— Data for the task —

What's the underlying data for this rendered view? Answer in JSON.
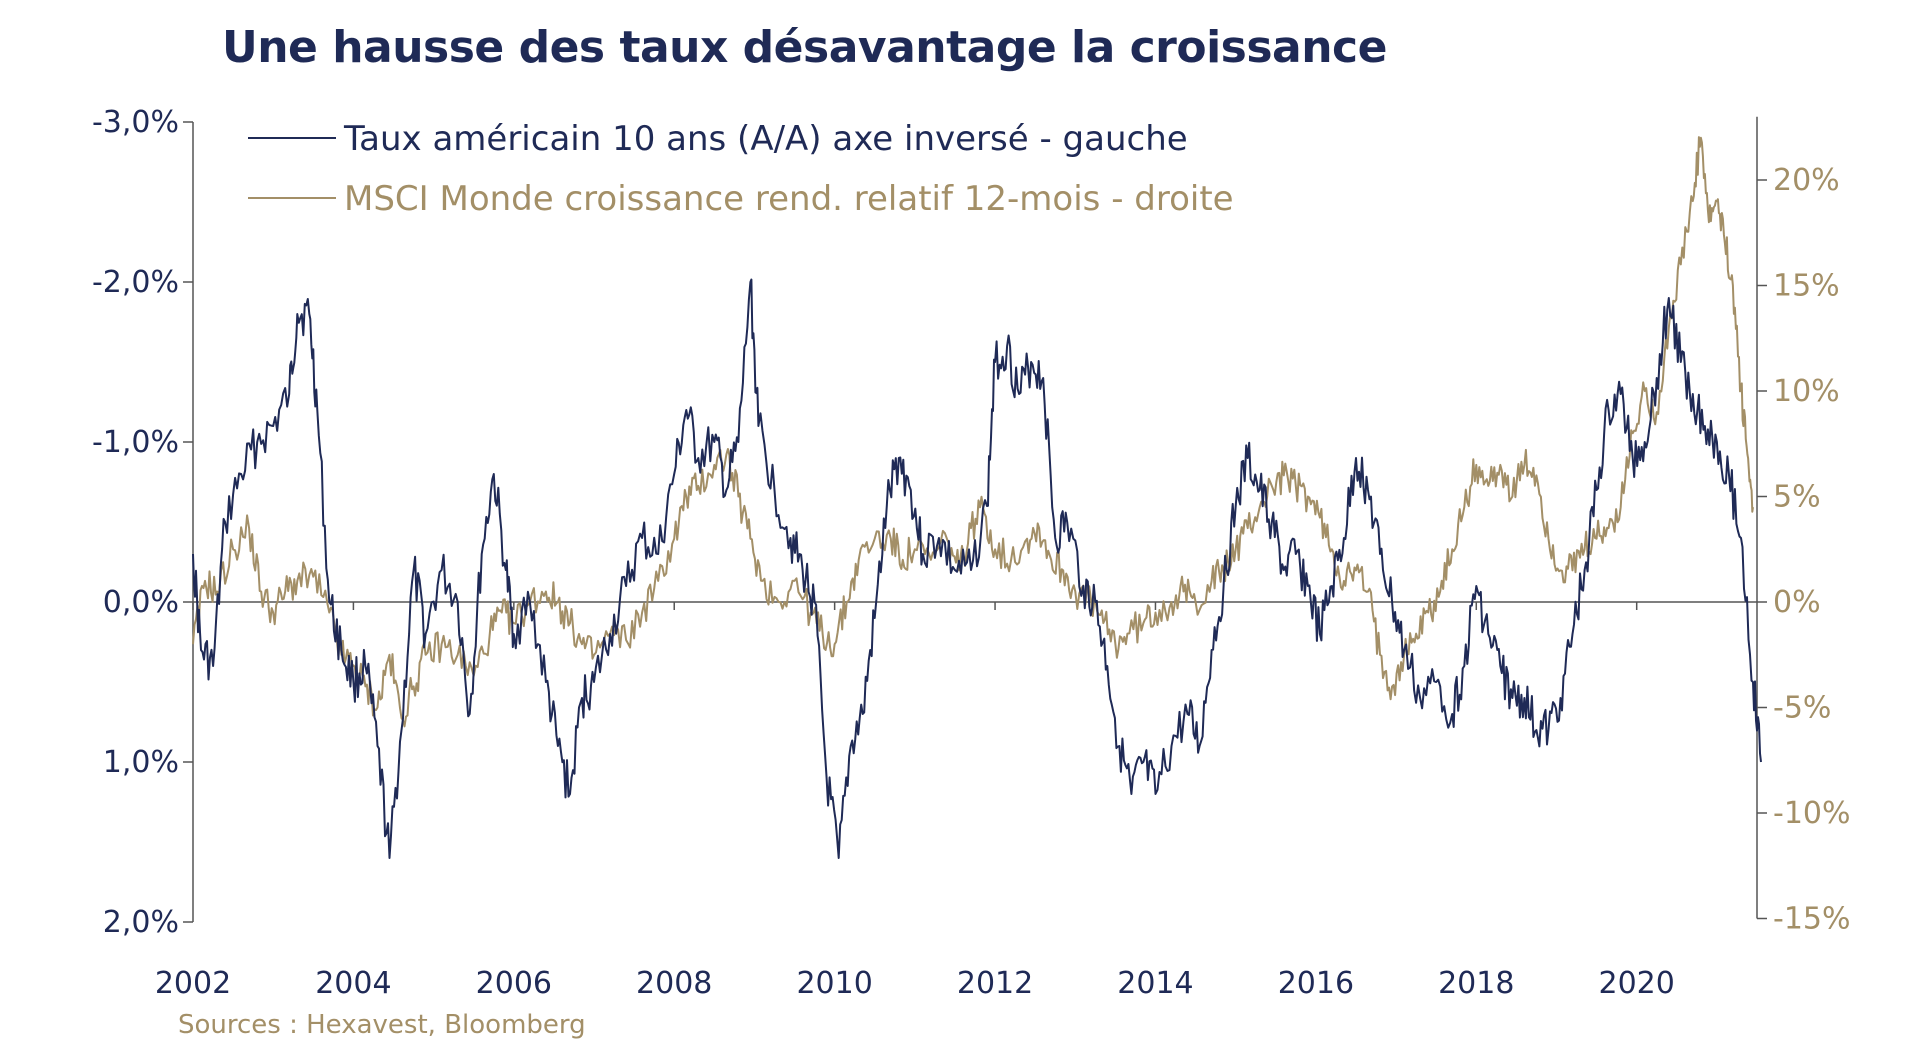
{
  "title": "Une hausse des taux désavantage la croissance",
  "source": "Sources : Hexavest, Bloomberg",
  "colors": {
    "navy": "#1f2a56",
    "tan": "#a38f67",
    "axis": "#555555"
  },
  "chart_data": {
    "type": "line",
    "xlim": [
      2002,
      2021.5
    ],
    "x_ticks": [
      "2002",
      "2004",
      "2006",
      "2008",
      "2010",
      "2012",
      "2014",
      "2016",
      "2018",
      "2020"
    ],
    "left_axis": {
      "inverted": true,
      "ylim": [
        -3.0,
        2.0
      ],
      "ticks": [
        -3,
        -2,
        -1,
        0,
        1,
        2
      ],
      "tick_labels": [
        "-3,0%",
        "-2,0%",
        "-1,0%",
        "0,0%",
        "1,0%",
        "2,0%"
      ]
    },
    "right_axis": {
      "ylim": [
        -15,
        23
      ],
      "ticks": [
        -15,
        -10,
        -5,
        0,
        5,
        10,
        15,
        20
      ],
      "tick_labels": [
        "-15%",
        "-10%",
        "-5%",
        "0%",
        "5%",
        "10%",
        "15%",
        "20%"
      ]
    },
    "legend_position": "top-left",
    "series": [
      {
        "name": "Taux américain 10 ans (A/A) axe inversé - gauche",
        "axis": "left",
        "color": "#1f2a56",
        "points": [
          [
            2002.0,
            -0.3
          ],
          [
            2002.1,
            0.3
          ],
          [
            2002.25,
            0.4
          ],
          [
            2002.4,
            -0.5
          ],
          [
            2002.6,
            -0.8
          ],
          [
            2002.8,
            -1.0
          ],
          [
            2003.0,
            -1.1
          ],
          [
            2003.2,
            -1.3
          ],
          [
            2003.3,
            -1.8
          ],
          [
            2003.45,
            -1.8
          ],
          [
            2003.55,
            -1.2
          ],
          [
            2003.7,
            0.0
          ],
          [
            2003.85,
            0.3
          ],
          [
            2004.0,
            0.5
          ],
          [
            2004.15,
            0.4
          ],
          [
            2004.3,
            0.9
          ],
          [
            2004.45,
            1.6
          ],
          [
            2004.6,
            0.8
          ],
          [
            2004.75,
            -0.2
          ],
          [
            2004.9,
            0.2
          ],
          [
            2005.1,
            -0.2
          ],
          [
            2005.3,
            0.0
          ],
          [
            2005.45,
            0.7
          ],
          [
            2005.6,
            -0.3
          ],
          [
            2005.75,
            -0.8
          ],
          [
            2005.9,
            -0.2
          ],
          [
            2006.0,
            0.2
          ],
          [
            2006.2,
            0.0
          ],
          [
            2006.4,
            0.5
          ],
          [
            2006.55,
            0.9
          ],
          [
            2006.7,
            1.2
          ],
          [
            2006.85,
            0.6
          ],
          [
            2007.0,
            0.5
          ],
          [
            2007.2,
            0.2
          ],
          [
            2007.4,
            -0.1
          ],
          [
            2007.6,
            -0.4
          ],
          [
            2007.8,
            -0.3
          ],
          [
            2008.0,
            -0.8
          ],
          [
            2008.15,
            -1.2
          ],
          [
            2008.3,
            -0.9
          ],
          [
            2008.5,
            -1.0
          ],
          [
            2008.65,
            -0.7
          ],
          [
            2008.8,
            -1.0
          ],
          [
            2008.95,
            -2.0
          ],
          [
            2009.05,
            -1.1
          ],
          [
            2009.25,
            -0.7
          ],
          [
            2009.45,
            -0.4
          ],
          [
            2009.6,
            -0.2
          ],
          [
            2009.75,
            0.0
          ],
          [
            2009.9,
            1.1
          ],
          [
            2010.05,
            1.6
          ],
          [
            2010.2,
            0.9
          ],
          [
            2010.35,
            0.7
          ],
          [
            2010.5,
            0.1
          ],
          [
            2010.65,
            -0.6
          ],
          [
            2010.8,
            -0.9
          ],
          [
            2010.95,
            -0.7
          ],
          [
            2011.1,
            -0.3
          ],
          [
            2011.3,
            -0.4
          ],
          [
            2011.5,
            -0.2
          ],
          [
            2011.7,
            -0.2
          ],
          [
            2011.9,
            -0.6
          ],
          [
            2012.0,
            -1.5
          ],
          [
            2012.15,
            -1.6
          ],
          [
            2012.3,
            -1.3
          ],
          [
            2012.45,
            -1.5
          ],
          [
            2012.6,
            -1.4
          ],
          [
            2012.75,
            -0.4
          ],
          [
            2012.9,
            -0.5
          ],
          [
            2013.1,
            -0.1
          ],
          [
            2013.25,
            0.0
          ],
          [
            2013.4,
            0.4
          ],
          [
            2013.55,
            0.9
          ],
          [
            2013.7,
            1.2
          ],
          [
            2013.85,
            1.0
          ],
          [
            2014.0,
            1.2
          ],
          [
            2014.2,
            0.9
          ],
          [
            2014.4,
            0.7
          ],
          [
            2014.55,
            0.9
          ],
          [
            2014.7,
            0.3
          ],
          [
            2014.85,
            -0.1
          ],
          [
            2015.0,
            -0.6
          ],
          [
            2015.15,
            -0.9
          ],
          [
            2015.3,
            -0.7
          ],
          [
            2015.45,
            -0.5
          ],
          [
            2015.6,
            -0.2
          ],
          [
            2015.75,
            -0.3
          ],
          [
            2015.9,
            -0.1
          ],
          [
            2016.05,
            0.2
          ],
          [
            2016.2,
            -0.1
          ],
          [
            2016.35,
            -0.4
          ],
          [
            2016.5,
            -0.9
          ],
          [
            2016.65,
            -0.7
          ],
          [
            2016.8,
            -0.3
          ],
          [
            2016.95,
            0.0
          ],
          [
            2017.1,
            0.3
          ],
          [
            2017.3,
            0.6
          ],
          [
            2017.5,
            0.5
          ],
          [
            2017.7,
            0.7
          ],
          [
            2017.85,
            0.4
          ],
          [
            2018.0,
            -0.1
          ],
          [
            2018.15,
            0.2
          ],
          [
            2018.3,
            0.4
          ],
          [
            2018.45,
            0.6
          ],
          [
            2018.6,
            0.6
          ],
          [
            2018.75,
            0.8
          ],
          [
            2018.9,
            0.8
          ],
          [
            2019.05,
            0.6
          ],
          [
            2019.2,
            0.2
          ],
          [
            2019.35,
            -0.2
          ],
          [
            2019.5,
            -0.7
          ],
          [
            2019.65,
            -1.2
          ],
          [
            2019.8,
            -1.3
          ],
          [
            2019.95,
            -0.9
          ],
          [
            2020.1,
            -1.0
          ],
          [
            2020.25,
            -1.4
          ],
          [
            2020.4,
            -1.9
          ],
          [
            2020.55,
            -1.5
          ],
          [
            2020.7,
            -1.3
          ],
          [
            2020.85,
            -1.1
          ],
          [
            2021.0,
            -1.0
          ],
          [
            2021.15,
            -0.8
          ],
          [
            2021.3,
            -0.4
          ],
          [
            2021.45,
            0.5
          ],
          [
            2021.55,
            1.0
          ]
        ]
      },
      {
        "name": "MSCI Monde croissance rend. relatif 12-mois - droite",
        "axis": "right",
        "color": "#a38f67",
        "points": [
          [
            2002.0,
            -2.0
          ],
          [
            2002.15,
            1.0
          ],
          [
            2002.3,
            0.5
          ],
          [
            2002.5,
            2.5
          ],
          [
            2002.7,
            3.5
          ],
          [
            2002.85,
            0.5
          ],
          [
            2003.0,
            -0.5
          ],
          [
            2003.15,
            0.5
          ],
          [
            2003.3,
            1.0
          ],
          [
            2003.5,
            1.2
          ],
          [
            2003.7,
            -0.5
          ],
          [
            2003.85,
            -2.5
          ],
          [
            2004.0,
            -3.0
          ],
          [
            2004.15,
            -4.0
          ],
          [
            2004.3,
            -5.0
          ],
          [
            2004.45,
            -2.5
          ],
          [
            2004.6,
            -5.5
          ],
          [
            2004.75,
            -4.0
          ],
          [
            2004.9,
            -2.5
          ],
          [
            2005.1,
            -2.0
          ],
          [
            2005.3,
            -2.5
          ],
          [
            2005.5,
            -3.5
          ],
          [
            2005.7,
            -1.5
          ],
          [
            2005.85,
            -0.5
          ],
          [
            2006.0,
            -1.0
          ],
          [
            2006.2,
            0.0
          ],
          [
            2006.4,
            0.5
          ],
          [
            2006.55,
            0.0
          ],
          [
            2006.7,
            -1.0
          ],
          [
            2006.85,
            -2.0
          ],
          [
            2007.0,
            -2.5
          ],
          [
            2007.2,
            -1.5
          ],
          [
            2007.4,
            -1.8
          ],
          [
            2007.6,
            -0.5
          ],
          [
            2007.8,
            1.0
          ],
          [
            2008.0,
            3.0
          ],
          [
            2008.15,
            5.0
          ],
          [
            2008.3,
            5.5
          ],
          [
            2008.5,
            6.5
          ],
          [
            2008.65,
            7.0
          ],
          [
            2008.8,
            5.0
          ],
          [
            2008.95,
            3.0
          ],
          [
            2009.1,
            1.0
          ],
          [
            2009.3,
            0.0
          ],
          [
            2009.5,
            1.0
          ],
          [
            2009.7,
            -0.5
          ],
          [
            2009.85,
            -1.5
          ],
          [
            2010.0,
            -2.0
          ],
          [
            2010.15,
            0.0
          ],
          [
            2010.3,
            2.0
          ],
          [
            2010.5,
            3.0
          ],
          [
            2010.7,
            3.0
          ],
          [
            2010.85,
            2.0
          ],
          [
            2011.0,
            2.5
          ],
          [
            2011.2,
            2.0
          ],
          [
            2011.4,
            3.0
          ],
          [
            2011.55,
            1.5
          ],
          [
            2011.7,
            3.5
          ],
          [
            2011.85,
            4.5
          ],
          [
            2012.0,
            2.5
          ],
          [
            2012.2,
            2.0
          ],
          [
            2012.4,
            3.0
          ],
          [
            2012.55,
            3.5
          ],
          [
            2012.7,
            2.0
          ],
          [
            2012.85,
            1.5
          ],
          [
            2013.0,
            0.5
          ],
          [
            2013.2,
            0.0
          ],
          [
            2013.35,
            -1.0
          ],
          [
            2013.5,
            -2.0
          ],
          [
            2013.65,
            -1.5
          ],
          [
            2013.85,
            -1.0
          ],
          [
            2014.0,
            -0.5
          ],
          [
            2014.2,
            0.0
          ],
          [
            2014.35,
            0.5
          ],
          [
            2014.5,
            0.0
          ],
          [
            2014.7,
            1.0
          ],
          [
            2014.85,
            1.5
          ],
          [
            2015.0,
            2.5
          ],
          [
            2015.15,
            3.5
          ],
          [
            2015.3,
            4.5
          ],
          [
            2015.45,
            5.5
          ],
          [
            2015.6,
            6.0
          ],
          [
            2015.75,
            5.5
          ],
          [
            2015.9,
            5.0
          ],
          [
            2016.05,
            4.0
          ],
          [
            2016.2,
            2.5
          ],
          [
            2016.35,
            1.0
          ],
          [
            2016.5,
            1.5
          ],
          [
            2016.65,
            0.5
          ],
          [
            2016.8,
            -2.5
          ],
          [
            2016.95,
            -4.0
          ],
          [
            2017.1,
            -2.5
          ],
          [
            2017.25,
            -1.5
          ],
          [
            2017.4,
            -0.5
          ],
          [
            2017.55,
            0.5
          ],
          [
            2017.7,
            2.5
          ],
          [
            2017.85,
            4.5
          ],
          [
            2018.0,
            6.5
          ],
          [
            2018.15,
            5.5
          ],
          [
            2018.3,
            6.5
          ],
          [
            2018.45,
            5.0
          ],
          [
            2018.6,
            6.5
          ],
          [
            2018.75,
            6.0
          ],
          [
            2018.9,
            3.0
          ],
          [
            2019.05,
            1.5
          ],
          [
            2019.2,
            1.5
          ],
          [
            2019.35,
            2.5
          ],
          [
            2019.5,
            3.0
          ],
          [
            2019.65,
            3.5
          ],
          [
            2019.8,
            4.5
          ],
          [
            2019.95,
            8.0
          ],
          [
            2020.1,
            10.0
          ],
          [
            2020.25,
            9.0
          ],
          [
            2020.4,
            13.0
          ],
          [
            2020.55,
            16.0
          ],
          [
            2020.7,
            19.0
          ],
          [
            2020.8,
            22.0
          ],
          [
            2020.9,
            18.0
          ],
          [
            2021.0,
            19.0
          ],
          [
            2021.1,
            17.0
          ],
          [
            2021.2,
            15.0
          ],
          [
            2021.3,
            10.0
          ],
          [
            2021.38,
            7.0
          ],
          [
            2021.45,
            4.5
          ]
        ]
      }
    ]
  }
}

— Exercise task —
Give the number of lines that hold the word "name" in these records, with nothing added.

— Exercise output —
2